-- Exercise --
Nothing in the records may be left out or altered; reproduce them all exactly.

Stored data
☆ ☆ ☆

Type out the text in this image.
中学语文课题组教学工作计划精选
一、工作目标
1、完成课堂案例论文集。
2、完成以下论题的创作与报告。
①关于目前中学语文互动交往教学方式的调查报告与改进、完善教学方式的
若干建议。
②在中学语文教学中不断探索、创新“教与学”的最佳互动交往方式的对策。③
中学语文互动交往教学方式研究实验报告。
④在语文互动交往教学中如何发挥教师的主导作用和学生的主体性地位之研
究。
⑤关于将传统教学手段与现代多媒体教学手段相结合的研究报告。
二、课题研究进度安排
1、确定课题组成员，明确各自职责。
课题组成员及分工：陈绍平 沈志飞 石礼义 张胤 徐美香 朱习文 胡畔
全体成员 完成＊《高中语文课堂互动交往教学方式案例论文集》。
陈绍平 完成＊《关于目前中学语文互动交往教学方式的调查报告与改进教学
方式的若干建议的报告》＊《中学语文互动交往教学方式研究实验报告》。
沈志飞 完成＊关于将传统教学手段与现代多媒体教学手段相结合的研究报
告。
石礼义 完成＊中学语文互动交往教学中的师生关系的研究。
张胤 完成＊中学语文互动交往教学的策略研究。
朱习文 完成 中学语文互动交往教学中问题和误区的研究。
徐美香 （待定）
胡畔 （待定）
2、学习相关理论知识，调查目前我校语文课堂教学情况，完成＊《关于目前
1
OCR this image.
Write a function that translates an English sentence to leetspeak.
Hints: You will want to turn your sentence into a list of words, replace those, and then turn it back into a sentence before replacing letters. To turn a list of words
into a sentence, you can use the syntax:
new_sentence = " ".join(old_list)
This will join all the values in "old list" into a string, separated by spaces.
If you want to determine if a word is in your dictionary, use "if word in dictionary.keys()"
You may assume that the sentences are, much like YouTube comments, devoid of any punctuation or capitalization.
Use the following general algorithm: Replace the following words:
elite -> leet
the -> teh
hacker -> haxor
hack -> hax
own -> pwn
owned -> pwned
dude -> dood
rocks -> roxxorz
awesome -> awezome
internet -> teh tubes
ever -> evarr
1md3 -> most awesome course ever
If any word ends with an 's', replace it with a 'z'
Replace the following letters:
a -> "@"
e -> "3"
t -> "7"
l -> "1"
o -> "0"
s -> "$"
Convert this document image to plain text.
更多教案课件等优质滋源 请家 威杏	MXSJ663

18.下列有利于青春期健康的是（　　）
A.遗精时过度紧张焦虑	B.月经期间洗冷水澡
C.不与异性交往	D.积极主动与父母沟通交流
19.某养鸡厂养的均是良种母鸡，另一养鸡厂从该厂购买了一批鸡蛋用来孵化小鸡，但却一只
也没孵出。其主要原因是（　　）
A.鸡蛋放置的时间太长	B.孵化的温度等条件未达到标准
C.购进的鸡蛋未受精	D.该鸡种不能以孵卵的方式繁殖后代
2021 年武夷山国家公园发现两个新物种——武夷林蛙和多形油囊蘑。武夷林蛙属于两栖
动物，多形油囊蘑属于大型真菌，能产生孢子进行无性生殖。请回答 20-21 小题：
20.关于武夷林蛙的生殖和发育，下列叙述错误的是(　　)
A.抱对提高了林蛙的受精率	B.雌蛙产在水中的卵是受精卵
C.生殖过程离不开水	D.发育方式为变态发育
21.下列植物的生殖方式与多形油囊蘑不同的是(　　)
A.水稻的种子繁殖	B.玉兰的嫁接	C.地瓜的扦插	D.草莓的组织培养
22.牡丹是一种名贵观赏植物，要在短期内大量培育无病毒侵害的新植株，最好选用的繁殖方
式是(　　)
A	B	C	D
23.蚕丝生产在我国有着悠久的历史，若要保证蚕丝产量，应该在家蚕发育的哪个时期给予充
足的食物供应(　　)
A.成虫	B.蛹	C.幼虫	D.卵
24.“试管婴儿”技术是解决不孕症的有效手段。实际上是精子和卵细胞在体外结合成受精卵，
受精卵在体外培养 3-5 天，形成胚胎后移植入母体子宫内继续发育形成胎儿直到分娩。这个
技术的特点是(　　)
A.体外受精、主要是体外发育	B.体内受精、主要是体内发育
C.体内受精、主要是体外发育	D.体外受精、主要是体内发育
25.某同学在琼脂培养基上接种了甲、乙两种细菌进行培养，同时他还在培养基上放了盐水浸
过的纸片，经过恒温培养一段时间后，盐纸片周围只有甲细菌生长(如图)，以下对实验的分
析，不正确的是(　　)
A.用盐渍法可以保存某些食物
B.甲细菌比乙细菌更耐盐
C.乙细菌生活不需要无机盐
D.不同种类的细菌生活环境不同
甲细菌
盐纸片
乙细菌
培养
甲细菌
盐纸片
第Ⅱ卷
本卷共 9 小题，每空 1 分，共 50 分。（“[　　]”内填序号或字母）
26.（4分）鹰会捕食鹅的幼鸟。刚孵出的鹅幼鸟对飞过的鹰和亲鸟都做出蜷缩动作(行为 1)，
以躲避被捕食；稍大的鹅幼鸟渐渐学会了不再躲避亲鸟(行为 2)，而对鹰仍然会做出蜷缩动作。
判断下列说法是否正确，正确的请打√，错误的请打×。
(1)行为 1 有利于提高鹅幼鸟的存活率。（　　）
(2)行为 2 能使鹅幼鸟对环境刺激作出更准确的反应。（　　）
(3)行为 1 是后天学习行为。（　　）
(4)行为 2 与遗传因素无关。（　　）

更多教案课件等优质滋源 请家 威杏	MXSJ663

☆ ☆ ☆

-- The output --
Type out the text in this image.
中学语文课题组教学工作计划精选
一、工作目标
1、完成课堂案例论文集。
2、完成以下论题的创作与报告。
①关于目前中学语文互动交往教学方式的调查报告与改进、完善教学方式的
若干建议。
②在中学语文教学中不断探索、创新“教与学”的最佳互动交往方式的对策。③
中学语文互动交往教学方式研究实验报告。
④在语文互动交往教学中如何发挥教师的主导作用和学生的主体性地位之研
究。
⑤关于将传统教学手段与现代多媒体教学手段相结合的研究报告。
二、课题研究进度安排
1、确定课题组成员，明确各自职责。
课题组成员及分工：陈绍平 沈志飞 石礼义 张胤 徐美香 朱习文 胡畔
全体成员 完成＊《高中语文课堂互动交往教学方式案例论文集》。
陈绍平 完成＊《关于目前中学语文互动交往教学方式的调查报告与改进教学
方式的若干建议的报告》＊《中学语文互动交往教学方式研究实验报告》。
沈志飞 完成＊关于将传统教学手段与现代多媒体教学手段相结合的研究报
告。
石礼义 完成＊中学语文互动交往教学中的师生关系的研究。
张胤 完成＊中学语文互动交往教学的策略研究。
朱习文 完成 中学语文互动交往教学中问题和误区的研究。
徐美香 （待定）
胡畔 （待定）
2、学习相关理论知识，调查目前我校语文课堂教学情况，完成＊《关于目前
1
OCR this image.
Write a function that translates an English sentence to leetspeak.
Hints: You will want to turn your sentence into a list of words, replace those, and then turn it back into a sentence before replacing letters. To turn a list of words
into a sentence, you can use the syntax:
new_sentence = " ".join(old_list)
This will join all the values in "old list" into a string, separated by spaces.
If you want to determine if a word is in your dictionary, use "if word in dictionary.keys()"
You may assume that the sentences are, much like YouTube comments, devoid of any punctuation or capitalization.
Use the following general algorithm: Replace the following words:
elite -> leet
the -> teh
hacker -> haxor
hack -> hax
own -> pwn
owned -> pwned
dude -> dood
rocks -> roxxorz
awesome -> awezome
internet -> teh tubes
ever -> evarr
1md3 -> most awesome course ever
If any word ends with an 's', replace it with a 'z'
Replace the following letters:
a -> "@"
e -> "3"
t -> "7"
l -> "1"
o -> "0"
s -> "$"
Convert this document image to plain text.
更多教案课件等优质滋源 请家 威杏	MXSJ663

18.下列有利于青春期健康的是（　　）
A.遗精时过度紧张焦虑	B.月经期间洗冷水澡
C.不与异性交往	D.积极主动与父母沟通交流
19.某养鸡厂养的均是良种母鸡，另一养鸡厂从该厂购买了一批鸡蛋用来孵化小鸡，但却一只
也没孵出。其主要原因是（　　）
A.鸡蛋放置的时间太长	B.孵化的温度等条件未达到标准
C.购进的鸡蛋未受精	D.该鸡种不能以孵卵的方式繁殖后代
2021 年武夷山国家公园发现两个新物种——武夷林蛙和多形油囊蘑。武夷林蛙属于两栖
动物，多形油囊蘑属于大型真菌，能产生孢子进行无性生殖。请回答 20-21 小题：
20.关于武夷林蛙的生殖和发育，下列叙述错误的是(　　)
A.抱对提高了林蛙的受精率	B.雌蛙产在水中的卵是受精卵
C.生殖过程离不开水	D.发育方式为变态发育
21.下列植物的生殖方式与多形油囊蘑不同的是(　　)
A.水稻的种子繁殖	B.玉兰的嫁接	C.地瓜的扦插	D.草莓的组织培养
22.牡丹是一种名贵观赏植物，要在短期内大量培育无病毒侵害的新植株，最好选用的繁殖方
式是(　　)
A	B	C	D
23.蚕丝生产在我国有着悠久的历史，若要保证蚕丝产量，应该在家蚕发育的哪个时期给予充
足的食物供应(　　)
A.成虫	B.蛹	C.幼虫	D.卵
24.“试管婴儿”技术是解决不孕症的有效手段。实际上是精子和卵细胞在体外结合成受精卵，
受精卵在体外培养 3-5 天，形成胚胎后移植入母体子宫内继续发育形成胎儿直到分娩。这个
技术的特点是(　　)
A.体外受精、主要是体外发育	B.体内受精、主要是体内发育
C.体内受精、主要是体外发育	D.体外受精、主要是体内发育
25.某同学在琼脂培养基上接种了甲、乙两种细菌进行培养，同时他还在培养基上放了盐水浸
过的纸片，经过恒温培养一段时间后，盐纸片周围只有甲细菌生长(如图)，以下对实验的分
析，不正确的是(　　)
A.用盐渍法可以保存某些食物
B.甲细菌比乙细菌更耐盐
C.乙细菌生活不需要无机盐
D.不同种类的细菌生活环境不同
甲细菌
盐纸片
乙细菌
培养
甲细菌
盐纸片
第Ⅱ卷
本卷共 9 小题，每空 1 分，共 50 分。（“[　　]”内填序号或字母）
26.（4分）鹰会捕食鹅的幼鸟。刚孵出的鹅幼鸟对飞过的鹰和亲鸟都做出蜷缩动作(行为 1)，
以躲避被捕食；稍大的鹅幼鸟渐渐学会了不再躲避亲鸟(行为 2)，而对鹰仍然会做出蜷缩动作。
判断下列说法是否正确，正确的请打√，错误的请打×。
(1)行为 1 有利于提高鹅幼鸟的存活率。（　　）
(2)行为 2 能使鹅幼鸟对环境刺激作出更准确的反应。（　　）
(3)行为 1 是后天学习行为。（　　）
(4)行为 2 与遗传因素无关。（　　）

更多教案课件等优质滋源 请家 威杏	MXSJ663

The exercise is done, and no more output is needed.